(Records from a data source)
[Begin]
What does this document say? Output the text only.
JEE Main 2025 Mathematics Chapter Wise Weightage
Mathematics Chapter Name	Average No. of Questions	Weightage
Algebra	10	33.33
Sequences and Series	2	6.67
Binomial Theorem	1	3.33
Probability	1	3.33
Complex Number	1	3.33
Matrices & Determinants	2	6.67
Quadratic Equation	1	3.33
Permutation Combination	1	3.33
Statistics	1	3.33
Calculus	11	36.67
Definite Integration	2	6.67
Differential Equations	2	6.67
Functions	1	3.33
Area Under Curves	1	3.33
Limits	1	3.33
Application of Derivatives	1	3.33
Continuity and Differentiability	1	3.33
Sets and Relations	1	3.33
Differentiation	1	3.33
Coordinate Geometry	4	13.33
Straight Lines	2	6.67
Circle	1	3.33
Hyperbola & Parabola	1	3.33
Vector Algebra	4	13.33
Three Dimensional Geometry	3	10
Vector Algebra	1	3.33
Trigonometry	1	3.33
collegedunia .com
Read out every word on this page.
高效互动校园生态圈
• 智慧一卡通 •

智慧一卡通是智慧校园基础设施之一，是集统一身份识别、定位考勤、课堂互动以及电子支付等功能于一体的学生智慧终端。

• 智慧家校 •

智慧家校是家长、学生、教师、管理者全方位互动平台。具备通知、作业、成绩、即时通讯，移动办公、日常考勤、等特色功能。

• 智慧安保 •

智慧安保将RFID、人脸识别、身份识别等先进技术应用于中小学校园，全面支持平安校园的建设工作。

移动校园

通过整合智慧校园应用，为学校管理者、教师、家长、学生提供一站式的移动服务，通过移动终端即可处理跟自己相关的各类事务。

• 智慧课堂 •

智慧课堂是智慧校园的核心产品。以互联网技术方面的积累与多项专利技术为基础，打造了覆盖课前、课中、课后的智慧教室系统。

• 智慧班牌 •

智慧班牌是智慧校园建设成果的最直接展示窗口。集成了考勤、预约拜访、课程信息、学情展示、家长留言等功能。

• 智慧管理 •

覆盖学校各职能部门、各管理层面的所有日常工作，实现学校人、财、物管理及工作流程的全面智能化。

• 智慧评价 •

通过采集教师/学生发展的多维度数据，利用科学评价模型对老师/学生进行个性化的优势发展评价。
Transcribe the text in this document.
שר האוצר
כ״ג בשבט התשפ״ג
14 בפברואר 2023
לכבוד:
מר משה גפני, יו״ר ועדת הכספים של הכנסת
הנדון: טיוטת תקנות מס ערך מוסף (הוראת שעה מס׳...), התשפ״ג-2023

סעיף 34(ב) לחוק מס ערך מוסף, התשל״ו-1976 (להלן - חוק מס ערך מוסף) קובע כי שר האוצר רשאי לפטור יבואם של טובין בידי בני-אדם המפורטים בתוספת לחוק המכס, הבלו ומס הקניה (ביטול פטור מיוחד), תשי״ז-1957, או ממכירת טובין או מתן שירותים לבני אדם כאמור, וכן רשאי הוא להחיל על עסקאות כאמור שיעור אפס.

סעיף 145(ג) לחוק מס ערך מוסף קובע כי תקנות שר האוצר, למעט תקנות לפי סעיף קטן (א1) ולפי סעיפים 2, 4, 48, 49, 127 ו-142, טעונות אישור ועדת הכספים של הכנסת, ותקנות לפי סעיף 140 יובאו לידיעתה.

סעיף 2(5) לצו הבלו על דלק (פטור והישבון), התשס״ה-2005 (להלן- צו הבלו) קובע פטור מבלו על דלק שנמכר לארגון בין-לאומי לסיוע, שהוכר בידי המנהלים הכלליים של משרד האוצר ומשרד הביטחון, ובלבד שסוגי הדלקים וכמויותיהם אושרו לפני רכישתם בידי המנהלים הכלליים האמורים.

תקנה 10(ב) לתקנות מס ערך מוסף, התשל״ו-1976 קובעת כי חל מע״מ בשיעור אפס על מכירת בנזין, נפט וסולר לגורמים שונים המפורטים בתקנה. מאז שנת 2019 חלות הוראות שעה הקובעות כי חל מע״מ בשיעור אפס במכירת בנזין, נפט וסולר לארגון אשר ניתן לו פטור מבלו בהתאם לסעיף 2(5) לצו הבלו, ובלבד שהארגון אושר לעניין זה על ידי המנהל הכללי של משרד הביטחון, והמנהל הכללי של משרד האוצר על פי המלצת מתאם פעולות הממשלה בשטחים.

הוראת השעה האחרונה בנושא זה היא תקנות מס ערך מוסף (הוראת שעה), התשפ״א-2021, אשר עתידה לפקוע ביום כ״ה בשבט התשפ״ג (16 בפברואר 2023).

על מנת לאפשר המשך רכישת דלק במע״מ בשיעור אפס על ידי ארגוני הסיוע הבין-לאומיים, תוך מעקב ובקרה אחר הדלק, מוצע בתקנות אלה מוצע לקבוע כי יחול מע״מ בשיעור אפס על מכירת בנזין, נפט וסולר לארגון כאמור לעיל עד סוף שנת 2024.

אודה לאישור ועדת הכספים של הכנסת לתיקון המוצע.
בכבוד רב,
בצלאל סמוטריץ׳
[End]
Reproduce every entry shown above, precisely as it stands.

**RESPONSE:**
What does this document say? Output the text only.
JEE Main 2025 Mathematics Chapter Wise Weightage
Mathematics Chapter Name	Average No. of Questions	Weightage
Algebra	10	33.33
Sequences and Series	2	6.67
Binomial Theorem	1	3.33
Probability	1	3.33
Complex Number	1	3.33
Matrices & Determinants	2	6.67
Quadratic Equation	1	3.33
Permutation Combination	1	3.33
Statistics	1	3.33
Calculus	11	36.67
Definite Integration	2	6.67
Differential Equations	2	6.67
Functions	1	3.33
Area Under Curves	1	3.33
Limits	1	3.33
Application of Derivatives	1	3.33
Continuity and Differentiability	1	3.33
Sets and Relations	1	3.33
Differentiation	1	3.33
Coordinate Geometry	4	13.33
Straight Lines	2	6.67
Circle	1	3.33
Hyperbola & Parabola	1	3.33
Vector Algebra	4	13.33
Three Dimensional Geometry	3	10
Vector Algebra	1	3.33
Trigonometry	1	3.33
collegedunia .com
Read out every word on this page.
高效互动校园生态圈
• 智慧一卡通 •

智慧一卡通是智慧校园基础设施之一，是集统一身份识别、定位考勤、课堂互动以及电子支付等功能于一体的学生智慧终端。

• 智慧家校 •

智慧家校是家长、学生、教师、管理者全方位互动平台。具备通知、作业、成绩、即时通讯，移动办公、日常考勤、等特色功能。

• 智慧安保 •

智慧安保将RFID、人脸识别、身份识别等先进技术应用于中小学校园，全面支持平安校园的建设工作。

移动校园

通过整合智慧校园应用，为学校管理者、教师、家长、学生提供一站式的移动服务，通过移动终端即可处理跟自己相关的各类事务。

• 智慧课堂 •

智慧课堂是智慧校园的核心产品。以互联网技术方面的积累与多项专利技术为基础，打造了覆盖课前、课中、课后的智慧教室系统。

• 智慧班牌 •

智慧班牌是智慧校园建设成果的最直接展示窗口。集成了考勤、预约拜访、课程信息、学情展示、家长留言等功能。

• 智慧管理 •

覆盖学校各职能部门、各管理层面的所有日常工作，实现学校人、财、物管理及工作流程的全面智能化。

• 智慧评价 •

通过采集教师/学生发展的多维度数据，利用科学评价模型对老师/学生进行个性化的优势发展评价。
Transcribe the text in this document.
שר האוצר
כ״ג בשבט התשפ״ג
14 בפברואר 2023
לכבוד:
מר משה גפני, יו״ר ועדת הכספים של הכנסת
הנדון: טיוטת תקנות מס ערך מוסף (הוראת שעה מס׳...), התשפ״ג-2023

סעיף 34(ב) לחוק מס ערך מוסף, התשל״ו-1976 (להלן - חוק מס ערך מוסף) קובע כי שר האוצר רשאי לפטור יבואם של טובין בידי בני-אדם המפורטים בתוספת לחוק המכס, הבלו ומס הקניה (ביטול פטור מיוחד), תשי״ז-1957, או ממכירת טובין או מתן שירותים לבני אדם כאמור, וכן רשאי הוא להחיל על עסקאות כאמור שיעור אפס.

סעיף 145(ג) לחוק מס ערך מוסף קובע כי תקנות שר האוצר, למעט תקנות לפי סעיף קטן (א1) ולפי סעיפים 2, 4, 48, 49, 127 ו-142, טעונות אישור ועדת הכספים של הכנסת, ותקנות לפי סעיף 140 יובאו לידיעתה.

סעיף 2(5) לצו הבלו על דלק (פטור והישבון), התשס״ה-2005 (להלן- צו הבלו) קובע פטור מבלו על דלק שנמכר לארגון בין-לאומי לסיוע, שהוכר בידי המנהלים הכלליים של משרד האוצר ומשרד הביטחון, ובלבד שסוגי הדלקים וכמויותיהם אושרו לפני רכישתם בידי המנהלים הכלליים האמורים.

תקנה 10(ב) לתקנות מס ערך מוסף, התשל״ו-1976 קובעת כי חל מע״מ בשיעור אפס על מכירת בנזין, נפט וסולר לגורמים שונים המפורטים בתקנה. מאז שנת 2019 חלות הוראות שעה הקובעות כי חל מע״מ בשיעור אפס במכירת בנזין, נפט וסולר לארגון אשר ניתן לו פטור מבלו בהתאם לסעיף 2(5) לצו הבלו, ובלבד שהארגון אושר לעניין זה על ידי המנהל הכללי של משרד הביטחון, והמנהל הכללי של משרד האוצר על פי המלצת מתאם פעולות הממשלה בשטחים.

הוראת השעה האחרונה בנושא זה היא תקנות מס ערך מוסף (הוראת שעה), התשפ״א-2021, אשר עתידה לפקוע ביום כ״ה בשבט התשפ״ג (16 בפברואר 2023).

על מנת לאפשר המשך רכישת דלק במע״מ בשיעור אפס על ידי ארגוני הסיוע הבין-לאומיים, תוך מעקב ובקרה אחר הדלק, מוצע בתקנות אלה מוצע לקבוע כי יחול מע״מ בשיעור אפס על מכירת בנזין, נפט וסולר לארגון כאמור לעיל עד סוף שנת 2024.

אודה לאישור ועדת הכספים של הכנסת לתיקון המוצע.
בכבוד רב,
בצלאל סמוטריץ׳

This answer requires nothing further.